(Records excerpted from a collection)
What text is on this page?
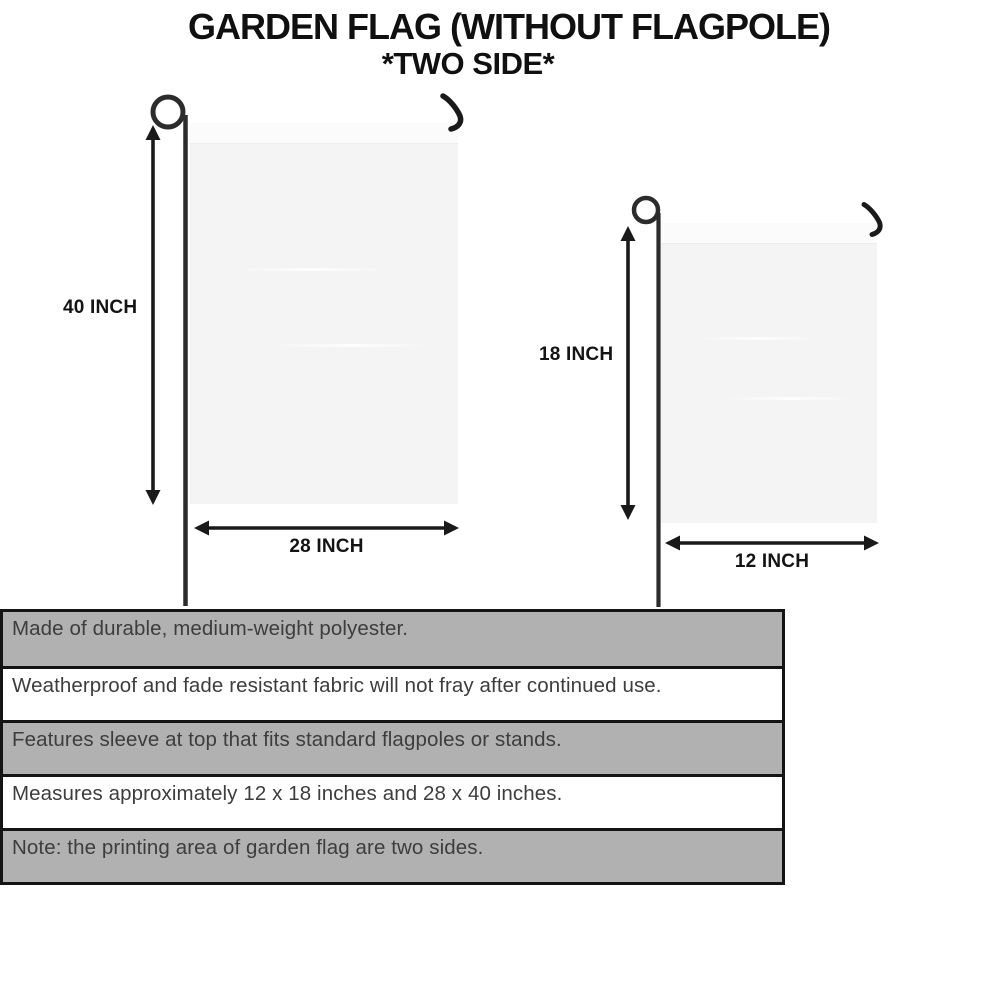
GARDEN FLAG (WITHOUT FLAGPOLE)
*TWO SIDE*
40 INCH
28 INCH
18 INCH
12 INCH
Made of durable, medium-weight polyester.
Weatherproof and fade resistant fabric will not fray after continued use.
Features sleeve at top that fits standard flagpoles or stands.
Measures approximately 12 x 18 inches and 28 x 40 inches.
Note: the printing area of garden flag are two sides.
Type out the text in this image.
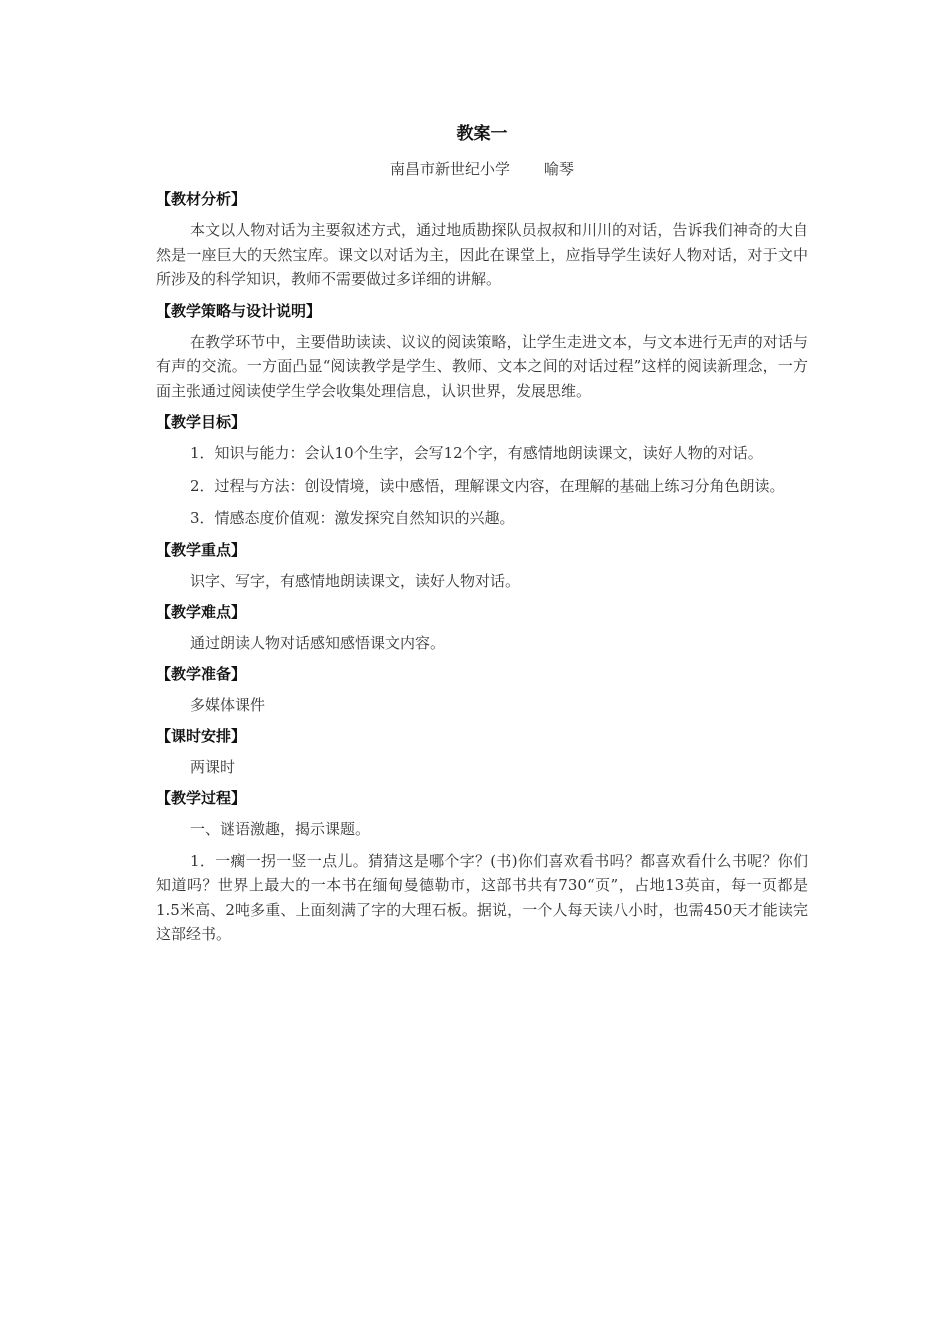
教案一
南昌市新世纪小学 喻琴
【教材分析】

本文以人物对话为主要叙述方式，通过地质勘探队员叔叔和川川的对话，告诉我们神奇的大自然是一座巨大的天然宝库。课文以对话为主，因此在课堂上，应指导学生读好人物对话，对于文中所涉及的科学知识，教师不需要做过多详细的讲解。

【教学策略与设计说明】

在教学环节中，主要借助读读、议议的阅读策略，让学生走进文本，与文本进行无声的对话与有声的交流。一方面凸显“阅读教学是学生、教师、文本之间的对话过程”这样的阅读新理念，一方面主张通过阅读使学生学会收集处理信息，认识世界，发展思维。

【教学目标】

1．知识与能力：会认10个生字，会写12个字，有感情地朗读课文，读好人物的对话。

2．过程与方法：创设情境，读中感悟，理解课文内容，在理解的基础上练习分角色朗读。

3．情感态度价值观：激发探究自然知识的兴趣。

【教学重点】

识字、写字，有感情地朗读课文，读好人物对话。

【教学难点】

通过朗读人物对话感知感悟课文内容。

【教学准备】

多媒体课件

【课时安排】

两课时

【教学过程】

一、谜语激趣，揭示课题。

1．一瘸一拐一竖一点儿。猜猜这是哪个字？(书)你们喜欢看书吗？都喜欢看什么书呢？你们知道吗？世界上最大的一本书在缅甸曼德勒市，这部书共有730“页”，占地13英亩，每一页都是1.5米高、2吨多重、上面刻满了字的大理石板。据说，一个人每天读八小时，也需450天才能读完这部经书。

[What is expected] The line that contains "Type out the text in this image." opens the part to copy, and the last line of the records closes it; set down those lines exactly, pictures excluded.

[Solution to the exercise]
Type out the text in this image.
教案一
南昌市新世纪小学 喻琴
【教材分析】

本文以人物对话为主要叙述方式，通过地质勘探队员叔叔和川川的对话，告诉我们神奇的大自然是一座巨大的天然宝库。课文以对话为主，因此在课堂上，应指导学生读好人物对话，对于文中所涉及的科学知识，教师不需要做过多详细的讲解。

【教学策略与设计说明】

在教学环节中，主要借助读读、议议的阅读策略，让学生走进文本，与文本进行无声的对话与有声的交流。一方面凸显“阅读教学是学生、教师、文本之间的对话过程”这样的阅读新理念，一方面主张通过阅读使学生学会收集处理信息，认识世界，发展思维。

【教学目标】

1．知识与能力：会认10个生字，会写12个字，有感情地朗读课文，读好人物的对话。

2．过程与方法：创设情境，读中感悟，理解课文内容，在理解的基础上练习分角色朗读。

3．情感态度价值观：激发探究自然知识的兴趣。

【教学重点】

识字、写字，有感情地朗读课文，读好人物对话。

【教学难点】

通过朗读人物对话感知感悟课文内容。

【教学准备】

多媒体课件

【课时安排】

两课时

【教学过程】

一、谜语激趣，揭示课题。

1．一瘸一拐一竖一点儿。猜猜这是哪个字？(书)你们喜欢看书吗？都喜欢看什么书呢？你们知道吗？世界上最大的一本书在缅甸曼德勒市，这部书共有730“页”，占地13英亩，每一页都是1.5米高、2吨多重、上面刻满了字的大理石板。据说，一个人每天读八小时，也需450天才能读完这部经书。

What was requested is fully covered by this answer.